- EXTRACTED INFORMATION

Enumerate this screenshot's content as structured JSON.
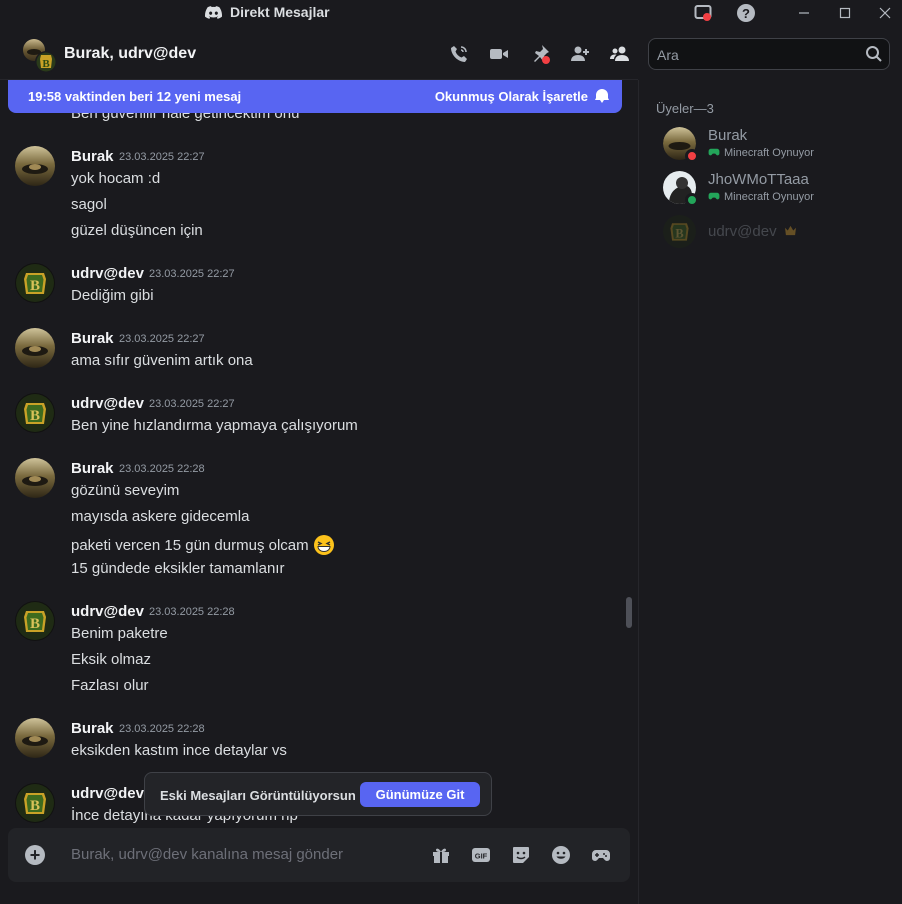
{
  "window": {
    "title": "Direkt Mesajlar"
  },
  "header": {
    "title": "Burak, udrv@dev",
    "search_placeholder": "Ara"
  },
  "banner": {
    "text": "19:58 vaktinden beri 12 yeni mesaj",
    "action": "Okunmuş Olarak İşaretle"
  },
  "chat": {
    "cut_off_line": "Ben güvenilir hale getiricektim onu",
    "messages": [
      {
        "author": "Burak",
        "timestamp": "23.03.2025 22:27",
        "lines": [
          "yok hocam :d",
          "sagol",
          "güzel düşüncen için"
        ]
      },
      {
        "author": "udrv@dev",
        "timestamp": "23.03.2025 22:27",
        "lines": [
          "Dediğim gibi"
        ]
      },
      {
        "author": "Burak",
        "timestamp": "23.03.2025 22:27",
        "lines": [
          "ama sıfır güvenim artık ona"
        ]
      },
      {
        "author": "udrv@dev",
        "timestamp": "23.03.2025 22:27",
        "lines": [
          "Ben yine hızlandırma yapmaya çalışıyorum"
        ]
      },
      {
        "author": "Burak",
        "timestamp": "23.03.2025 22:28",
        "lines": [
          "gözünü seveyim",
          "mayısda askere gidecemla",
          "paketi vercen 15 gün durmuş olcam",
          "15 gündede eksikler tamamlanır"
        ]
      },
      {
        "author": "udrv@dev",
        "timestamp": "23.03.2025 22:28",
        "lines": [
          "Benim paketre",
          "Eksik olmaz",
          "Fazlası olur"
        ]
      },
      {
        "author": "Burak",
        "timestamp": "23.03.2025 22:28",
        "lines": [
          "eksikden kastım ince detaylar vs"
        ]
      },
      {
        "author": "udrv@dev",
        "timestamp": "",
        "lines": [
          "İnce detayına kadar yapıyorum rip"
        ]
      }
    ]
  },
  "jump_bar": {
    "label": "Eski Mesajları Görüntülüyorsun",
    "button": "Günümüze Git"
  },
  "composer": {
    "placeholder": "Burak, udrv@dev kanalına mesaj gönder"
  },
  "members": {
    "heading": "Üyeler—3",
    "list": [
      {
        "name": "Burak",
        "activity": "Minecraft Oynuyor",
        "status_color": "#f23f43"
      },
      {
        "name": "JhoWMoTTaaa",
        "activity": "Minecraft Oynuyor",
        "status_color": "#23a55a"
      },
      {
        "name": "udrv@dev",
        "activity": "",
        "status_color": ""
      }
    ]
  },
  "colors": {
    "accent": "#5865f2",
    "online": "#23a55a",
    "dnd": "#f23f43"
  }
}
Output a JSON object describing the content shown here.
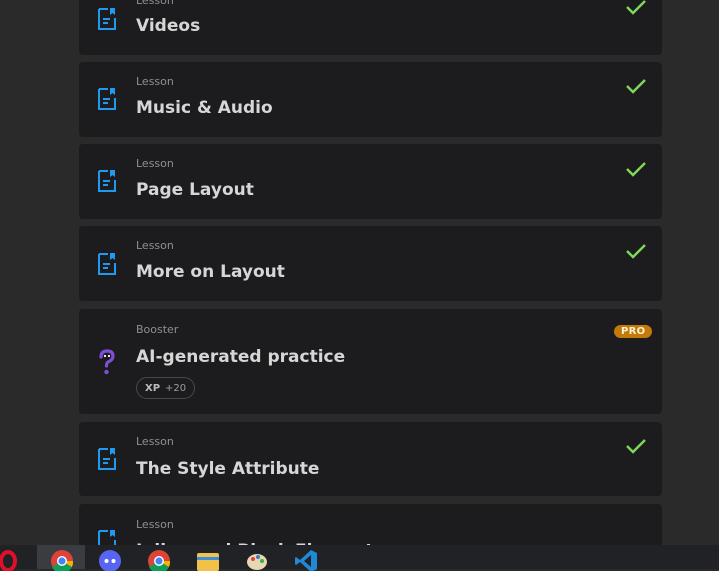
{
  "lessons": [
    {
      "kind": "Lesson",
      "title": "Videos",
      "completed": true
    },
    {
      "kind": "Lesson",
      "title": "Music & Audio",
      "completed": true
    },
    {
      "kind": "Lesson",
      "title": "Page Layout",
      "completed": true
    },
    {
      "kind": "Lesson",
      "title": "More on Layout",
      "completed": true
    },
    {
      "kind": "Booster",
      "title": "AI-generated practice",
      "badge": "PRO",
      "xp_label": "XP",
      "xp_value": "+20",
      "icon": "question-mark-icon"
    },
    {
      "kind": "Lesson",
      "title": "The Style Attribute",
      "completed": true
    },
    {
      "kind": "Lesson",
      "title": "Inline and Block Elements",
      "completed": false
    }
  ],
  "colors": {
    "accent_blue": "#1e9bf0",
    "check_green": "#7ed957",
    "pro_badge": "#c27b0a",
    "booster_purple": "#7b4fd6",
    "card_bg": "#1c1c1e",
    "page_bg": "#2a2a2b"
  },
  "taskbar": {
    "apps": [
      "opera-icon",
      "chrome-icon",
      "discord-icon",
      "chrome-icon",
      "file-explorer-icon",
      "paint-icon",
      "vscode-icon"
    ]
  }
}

--

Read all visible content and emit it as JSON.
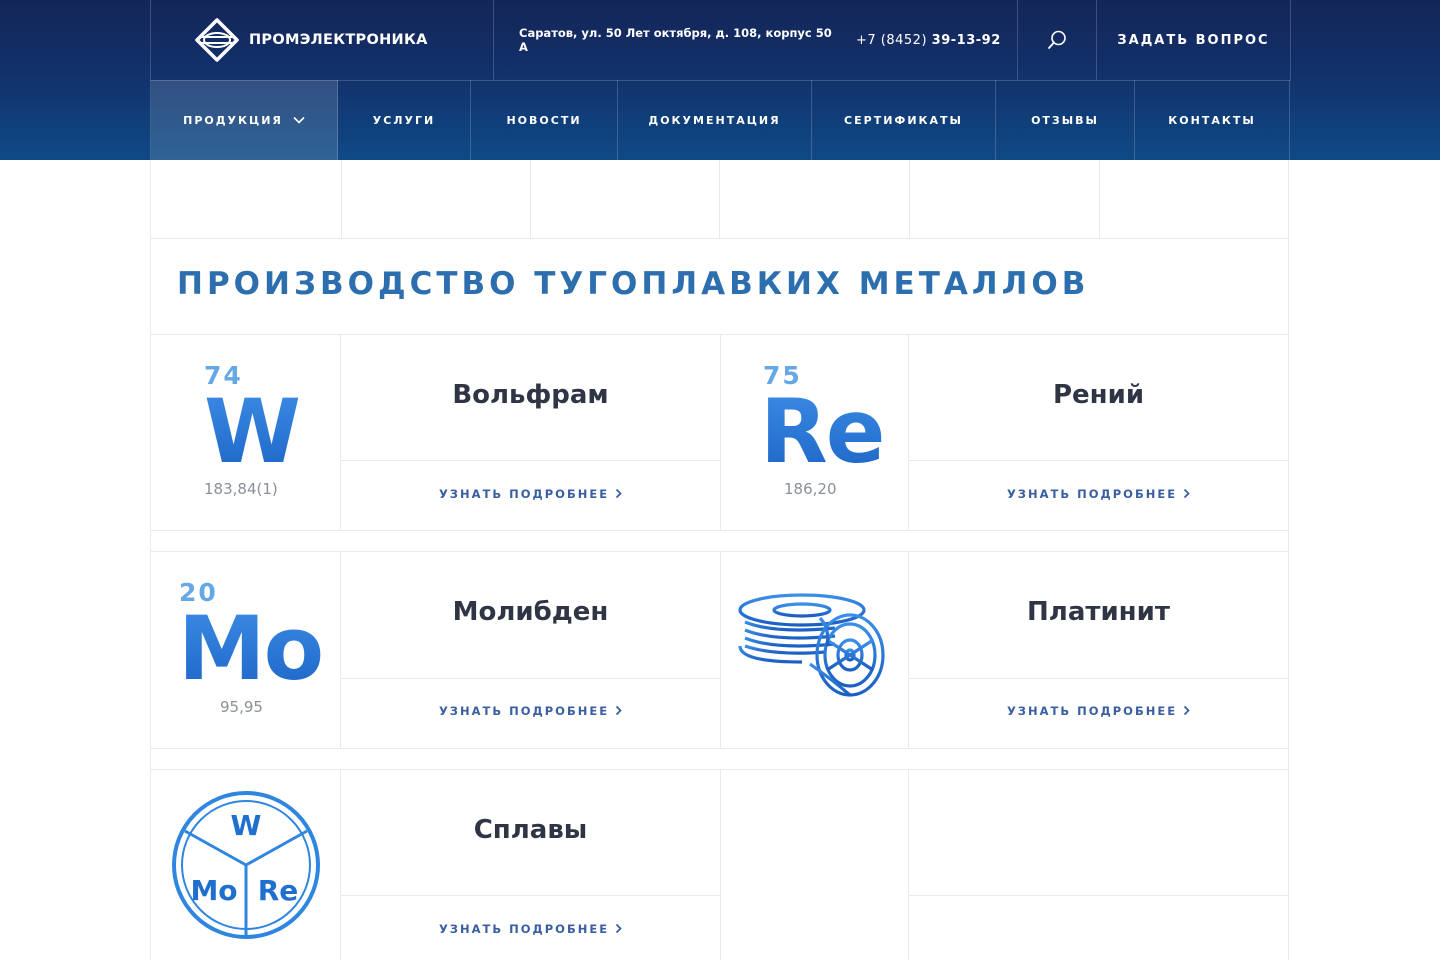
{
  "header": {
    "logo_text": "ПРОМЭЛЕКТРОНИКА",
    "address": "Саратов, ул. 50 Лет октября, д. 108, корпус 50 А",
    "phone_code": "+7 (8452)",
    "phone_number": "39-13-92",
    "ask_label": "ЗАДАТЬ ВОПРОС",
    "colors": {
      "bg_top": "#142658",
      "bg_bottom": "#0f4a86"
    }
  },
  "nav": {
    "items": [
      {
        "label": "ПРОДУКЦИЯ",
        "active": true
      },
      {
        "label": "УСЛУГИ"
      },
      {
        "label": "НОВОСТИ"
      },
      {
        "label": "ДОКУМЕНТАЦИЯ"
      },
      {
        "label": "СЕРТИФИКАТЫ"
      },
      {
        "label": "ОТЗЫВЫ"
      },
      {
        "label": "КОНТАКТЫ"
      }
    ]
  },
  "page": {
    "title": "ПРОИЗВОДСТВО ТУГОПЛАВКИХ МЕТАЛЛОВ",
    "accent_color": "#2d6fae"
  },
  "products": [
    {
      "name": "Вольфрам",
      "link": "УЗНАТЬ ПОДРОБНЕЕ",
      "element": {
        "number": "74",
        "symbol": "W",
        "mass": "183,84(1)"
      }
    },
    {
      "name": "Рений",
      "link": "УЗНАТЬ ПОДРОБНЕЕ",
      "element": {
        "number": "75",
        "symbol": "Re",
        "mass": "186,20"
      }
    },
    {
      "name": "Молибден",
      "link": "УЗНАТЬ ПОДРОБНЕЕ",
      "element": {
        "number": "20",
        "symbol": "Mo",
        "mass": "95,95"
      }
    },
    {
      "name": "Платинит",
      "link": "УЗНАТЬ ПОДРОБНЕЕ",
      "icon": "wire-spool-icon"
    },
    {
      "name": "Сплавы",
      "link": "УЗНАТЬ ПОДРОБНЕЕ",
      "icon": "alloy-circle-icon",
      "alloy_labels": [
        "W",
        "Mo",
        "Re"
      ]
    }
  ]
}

- WHAT YOU SHOULD DO
Copy out every line from the records that has the word "Layout".

- FINISHED ANSWER
      "title": "Page Layout",
      "title": "More on Layout",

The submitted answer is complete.